* Goal *
The records that follow are to be repeated without alteration.

* Stored records *
--- START ---
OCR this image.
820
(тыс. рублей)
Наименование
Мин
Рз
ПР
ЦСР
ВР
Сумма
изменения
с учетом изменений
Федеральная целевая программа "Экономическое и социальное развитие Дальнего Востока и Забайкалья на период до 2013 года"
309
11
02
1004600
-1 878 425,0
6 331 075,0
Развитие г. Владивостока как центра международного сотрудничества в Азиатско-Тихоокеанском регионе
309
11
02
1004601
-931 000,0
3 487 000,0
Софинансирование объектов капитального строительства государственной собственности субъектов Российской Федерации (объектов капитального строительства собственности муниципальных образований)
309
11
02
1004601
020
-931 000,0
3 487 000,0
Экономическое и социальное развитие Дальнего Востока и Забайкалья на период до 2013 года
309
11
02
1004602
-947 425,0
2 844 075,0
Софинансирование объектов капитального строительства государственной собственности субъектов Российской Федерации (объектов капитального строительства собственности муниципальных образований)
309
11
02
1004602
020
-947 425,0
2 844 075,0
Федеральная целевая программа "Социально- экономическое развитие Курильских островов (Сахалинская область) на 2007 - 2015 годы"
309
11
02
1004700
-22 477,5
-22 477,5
--- END ---
* Written solution *
OCR this image.
820
(тыс. рублей)
Наименование
Мин
Рз
ПР
ЦСР
ВР
Сумма
изменения
с учетом изменений
Федеральная целевая программа "Экономическое и социальное развитие Дальнего Востока и Забайкалья на период до 2013 года"
309
11
02
1004600
-1 878 425,0
6 331 075,0
Развитие г. Владивостока как центра международного сотрудничества в Азиатско-Тихоокеанском регионе
309
11
02
1004601
-931 000,0
3 487 000,0
Софинансирование объектов капитального строительства государственной собственности субъектов Российской Федерации (объектов капитального строительства собственности муниципальных образований)
309
11
02
1004601
020
-931 000,0
3 487 000,0
Экономическое и социальное развитие Дальнего Востока и Забайкалья на период до 2013 года
309
11
02
1004602
-947 425,0
2 844 075,0
Софинансирование объектов капитального строительства государственной собственности субъектов Российской Федерации (объектов капитального строительства собственности муниципальных образований)
309
11
02
1004602
020
-947 425,0
2 844 075,0
Федеральная целевая программа "Социально- экономическое развитие Курильских островов (Сахалинская область) на 2007 - 2015 годы"
309
11
02
1004700
-22 477,5
-22 477,5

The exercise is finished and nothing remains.